» What you will do
Reproduce all of the listing below without alteration.

---------- Supplied data ----------

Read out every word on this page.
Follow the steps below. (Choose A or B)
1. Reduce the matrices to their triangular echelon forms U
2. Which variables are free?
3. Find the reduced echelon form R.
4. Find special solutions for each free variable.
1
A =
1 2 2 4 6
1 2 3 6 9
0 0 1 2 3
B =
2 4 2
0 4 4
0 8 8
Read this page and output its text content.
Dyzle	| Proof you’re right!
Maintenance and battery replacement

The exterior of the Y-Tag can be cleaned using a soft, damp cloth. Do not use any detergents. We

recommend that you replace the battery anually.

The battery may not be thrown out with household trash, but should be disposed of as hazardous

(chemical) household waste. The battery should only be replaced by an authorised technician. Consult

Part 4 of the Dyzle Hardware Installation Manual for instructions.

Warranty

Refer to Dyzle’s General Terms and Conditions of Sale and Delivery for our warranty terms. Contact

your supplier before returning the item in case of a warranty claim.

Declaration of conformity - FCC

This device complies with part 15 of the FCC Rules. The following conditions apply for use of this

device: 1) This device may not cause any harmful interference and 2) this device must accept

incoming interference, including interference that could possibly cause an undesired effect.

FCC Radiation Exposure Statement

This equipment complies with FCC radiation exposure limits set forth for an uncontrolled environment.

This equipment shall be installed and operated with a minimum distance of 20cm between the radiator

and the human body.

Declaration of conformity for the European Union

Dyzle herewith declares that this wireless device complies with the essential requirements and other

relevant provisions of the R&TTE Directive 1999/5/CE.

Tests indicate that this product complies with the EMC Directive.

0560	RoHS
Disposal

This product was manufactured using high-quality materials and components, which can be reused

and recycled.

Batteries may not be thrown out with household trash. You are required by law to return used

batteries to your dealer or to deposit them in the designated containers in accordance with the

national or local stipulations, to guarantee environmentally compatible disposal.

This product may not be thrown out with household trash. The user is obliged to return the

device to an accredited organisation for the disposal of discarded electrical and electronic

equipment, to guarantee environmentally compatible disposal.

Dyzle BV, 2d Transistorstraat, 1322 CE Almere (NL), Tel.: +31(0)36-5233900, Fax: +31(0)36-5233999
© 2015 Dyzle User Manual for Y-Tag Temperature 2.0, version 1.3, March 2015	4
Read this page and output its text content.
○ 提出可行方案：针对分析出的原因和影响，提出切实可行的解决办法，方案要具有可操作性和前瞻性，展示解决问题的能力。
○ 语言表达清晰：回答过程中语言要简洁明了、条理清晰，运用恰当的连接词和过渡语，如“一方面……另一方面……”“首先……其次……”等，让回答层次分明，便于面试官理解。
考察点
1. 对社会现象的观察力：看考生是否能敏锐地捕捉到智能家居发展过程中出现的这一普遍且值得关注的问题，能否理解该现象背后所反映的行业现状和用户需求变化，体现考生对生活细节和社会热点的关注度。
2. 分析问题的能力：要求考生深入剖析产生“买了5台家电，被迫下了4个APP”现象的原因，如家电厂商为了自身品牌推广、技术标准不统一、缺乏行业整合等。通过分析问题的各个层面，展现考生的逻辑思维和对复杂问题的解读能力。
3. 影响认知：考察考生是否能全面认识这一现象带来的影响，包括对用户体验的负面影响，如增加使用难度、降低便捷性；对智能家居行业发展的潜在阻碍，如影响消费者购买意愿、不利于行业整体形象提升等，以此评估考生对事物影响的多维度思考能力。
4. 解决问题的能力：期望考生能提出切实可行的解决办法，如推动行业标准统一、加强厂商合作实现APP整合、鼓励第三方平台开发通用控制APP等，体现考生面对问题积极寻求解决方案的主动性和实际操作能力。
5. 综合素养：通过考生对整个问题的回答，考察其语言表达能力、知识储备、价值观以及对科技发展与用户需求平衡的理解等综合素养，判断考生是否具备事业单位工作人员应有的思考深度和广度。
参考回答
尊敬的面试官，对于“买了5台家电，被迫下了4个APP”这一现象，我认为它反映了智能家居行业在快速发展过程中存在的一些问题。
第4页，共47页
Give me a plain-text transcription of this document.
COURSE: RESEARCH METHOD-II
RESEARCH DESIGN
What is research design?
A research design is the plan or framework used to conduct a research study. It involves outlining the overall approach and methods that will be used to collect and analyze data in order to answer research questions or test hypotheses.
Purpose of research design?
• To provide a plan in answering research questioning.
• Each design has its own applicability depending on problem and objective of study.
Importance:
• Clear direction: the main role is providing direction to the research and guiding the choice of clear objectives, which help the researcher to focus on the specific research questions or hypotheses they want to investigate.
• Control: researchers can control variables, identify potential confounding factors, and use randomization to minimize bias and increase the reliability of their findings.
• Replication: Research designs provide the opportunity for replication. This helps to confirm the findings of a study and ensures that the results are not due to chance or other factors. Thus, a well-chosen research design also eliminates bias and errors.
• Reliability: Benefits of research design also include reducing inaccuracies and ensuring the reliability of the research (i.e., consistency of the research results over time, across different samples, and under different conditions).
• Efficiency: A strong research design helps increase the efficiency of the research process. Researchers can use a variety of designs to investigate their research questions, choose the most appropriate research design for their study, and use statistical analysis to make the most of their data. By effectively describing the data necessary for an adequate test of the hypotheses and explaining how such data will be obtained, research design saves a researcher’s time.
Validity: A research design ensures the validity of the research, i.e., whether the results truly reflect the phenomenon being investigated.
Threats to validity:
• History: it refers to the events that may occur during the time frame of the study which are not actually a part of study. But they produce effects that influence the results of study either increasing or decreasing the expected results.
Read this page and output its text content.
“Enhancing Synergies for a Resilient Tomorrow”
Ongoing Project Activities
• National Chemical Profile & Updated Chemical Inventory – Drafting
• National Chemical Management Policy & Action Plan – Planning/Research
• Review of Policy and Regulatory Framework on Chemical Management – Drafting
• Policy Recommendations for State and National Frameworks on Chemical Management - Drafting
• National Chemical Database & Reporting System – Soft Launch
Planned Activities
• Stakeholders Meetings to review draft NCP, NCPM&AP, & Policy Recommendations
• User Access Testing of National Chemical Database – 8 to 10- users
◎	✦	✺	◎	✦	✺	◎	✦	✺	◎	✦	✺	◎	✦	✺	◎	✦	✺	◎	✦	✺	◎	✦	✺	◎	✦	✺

----------

» Answer for this exercise
Read out every word on this page.
Follow the steps below. (Choose A or B)
1. Reduce the matrices to their triangular echelon forms U
2. Which variables are free?
3. Find the reduced echelon form R.
4. Find special solutions for each free variable.
1
A =
1 2 2 4 6
1 2 3 6 9
0 0 1 2 3
B =
2 4 2
0 4 4
0 8 8
Read this page and output its text content.
Dyzle	| Proof you’re right!
Maintenance and battery replacement

The exterior of the Y-Tag can be cleaned using a soft, damp cloth. Do not use any detergents. We

recommend that you replace the battery anually.

The battery may not be thrown out with household trash, but should be disposed of as hazardous

(chemical) household waste. The battery should only be replaced by an authorised technician. Consult

Part 4 of the Dyzle Hardware Installation Manual for instructions.

Warranty

Refer to Dyzle’s General Terms and Conditions of Sale and Delivery for our warranty terms. Contact

your supplier before returning the item in case of a warranty claim.

Declaration of conformity - FCC

This device complies with part 15 of the FCC Rules. The following conditions apply for use of this

device: 1) This device may not cause any harmful interference and 2) this device must accept

incoming interference, including interference that could possibly cause an undesired effect.

FCC Radiation Exposure Statement

This equipment complies with FCC radiation exposure limits set forth for an uncontrolled environment.

This equipment shall be installed and operated with a minimum distance of 20cm between the radiator

and the human body.

Declaration of conformity for the European Union

Dyzle herewith declares that this wireless device complies with the essential requirements and other

relevant provisions of the R&TTE Directive 1999/5/CE.

Tests indicate that this product complies with the EMC Directive.

0560	RoHS
Disposal

This product was manufactured using high-quality materials and components, which can be reused

and recycled.

Batteries may not be thrown out with household trash. You are required by law to return used

batteries to your dealer or to deposit them in the designated containers in accordance with the

national or local stipulations, to guarantee environmentally compatible disposal.

This product may not be thrown out with household trash. The user is obliged to return the

device to an accredited organisation for the disposal of discarded electrical and electronic

equipment, to guarantee environmentally compatible disposal.

Dyzle BV, 2d Transistorstraat, 1322 CE Almere (NL), Tel.: +31(0)36-5233900, Fax: +31(0)36-5233999
© 2015 Dyzle User Manual for Y-Tag Temperature 2.0, version 1.3, March 2015	4
Read this page and output its text content.
○ 提出可行方案：针对分析出的原因和影响，提出切实可行的解决办法，方案要具有可操作性和前瞻性，展示解决问题的能力。
○ 语言表达清晰：回答过程中语言要简洁明了、条理清晰，运用恰当的连接词和过渡语，如“一方面……另一方面……”“首先……其次……”等，让回答层次分明，便于面试官理解。
考察点
1. 对社会现象的观察力：看考生是否能敏锐地捕捉到智能家居发展过程中出现的这一普遍且值得关注的问题，能否理解该现象背后所反映的行业现状和用户需求变化，体现考生对生活细节和社会热点的关注度。
2. 分析问题的能力：要求考生深入剖析产生“买了5台家电，被迫下了4个APP”现象的原因，如家电厂商为了自身品牌推广、技术标准不统一、缺乏行业整合等。通过分析问题的各个层面，展现考生的逻辑思维和对复杂问题的解读能力。
3. 影响认知：考察考生是否能全面认识这一现象带来的影响，包括对用户体验的负面影响，如增加使用难度、降低便捷性；对智能家居行业发展的潜在阻碍，如影响消费者购买意愿、不利于行业整体形象提升等，以此评估考生对事物影响的多维度思考能力。
4. 解决问题的能力：期望考生能提出切实可行的解决办法，如推动行业标准统一、加强厂商合作实现APP整合、鼓励第三方平台开发通用控制APP等，体现考生面对问题积极寻求解决方案的主动性和实际操作能力。
5. 综合素养：通过考生对整个问题的回答，考察其语言表达能力、知识储备、价值观以及对科技发展与用户需求平衡的理解等综合素养，判断考生是否具备事业单位工作人员应有的思考深度和广度。
参考回答
尊敬的面试官，对于“买了5台家电，被迫下了4个APP”这一现象，我认为它反映了智能家居行业在快速发展过程中存在的一些问题。
第4页，共47页
Give me a plain-text transcription of this document.
COURSE: RESEARCH METHOD-II
RESEARCH DESIGN
What is research design?
A research design is the plan or framework used to conduct a research study. It involves outlining the overall approach and methods that will be used to collect and analyze data in order to answer research questions or test hypotheses.
Purpose of research design?
• To provide a plan in answering research questioning.
• Each design has its own applicability depending on problem and objective of study.
Importance:
• Clear direction: the main role is providing direction to the research and guiding the choice of clear objectives, which help the researcher to focus on the specific research questions or hypotheses they want to investigate.
• Control: researchers can control variables, identify potential confounding factors, and use randomization to minimize bias and increase the reliability of their findings.
• Replication: Research designs provide the opportunity for replication. This helps to confirm the findings of a study and ensures that the results are not due to chance or other factors. Thus, a well-chosen research design also eliminates bias and errors.
• Reliability: Benefits of research design also include reducing inaccuracies and ensuring the reliability of the research (i.e., consistency of the research results over time, across different samples, and under different conditions).
• Efficiency: A strong research design helps increase the efficiency of the research process. Researchers can use a variety of designs to investigate their research questions, choose the most appropriate research design for their study, and use statistical analysis to make the most of their data. By effectively describing the data necessary for an adequate test of the hypotheses and explaining how such data will be obtained, research design saves a researcher’s time.
Validity: A research design ensures the validity of the research, i.e., whether the results truly reflect the phenomenon being investigated.
Threats to validity:
• History: it refers to the events that may occur during the time frame of the study which are not actually a part of study. But they produce effects that influence the results of study either increasing or decreasing the expected results.
Read this page and output its text content.
“Enhancing Synergies for a Resilient Tomorrow”
Ongoing Project Activities
• National Chemical Profile & Updated Chemical Inventory – Drafting
• National Chemical Management Policy & Action Plan – Planning/Research
• Review of Policy and Regulatory Framework on Chemical Management – Drafting
• Policy Recommendations for State and National Frameworks on Chemical Management - Drafting
• National Chemical Database & Reporting System – Soft Launch
Planned Activities
• Stakeholders Meetings to review draft NCP, NCPM&AP, & Policy Recommendations
• User Access Testing of National Chemical Database – 8 to 10- users
◎	✦	✺	◎	✦	✺	◎	✦	✺	◎	✦	✺	◎	✦	✺	◎	✦	✺	◎	✦	✺	◎	✦	✺	◎	✦	✺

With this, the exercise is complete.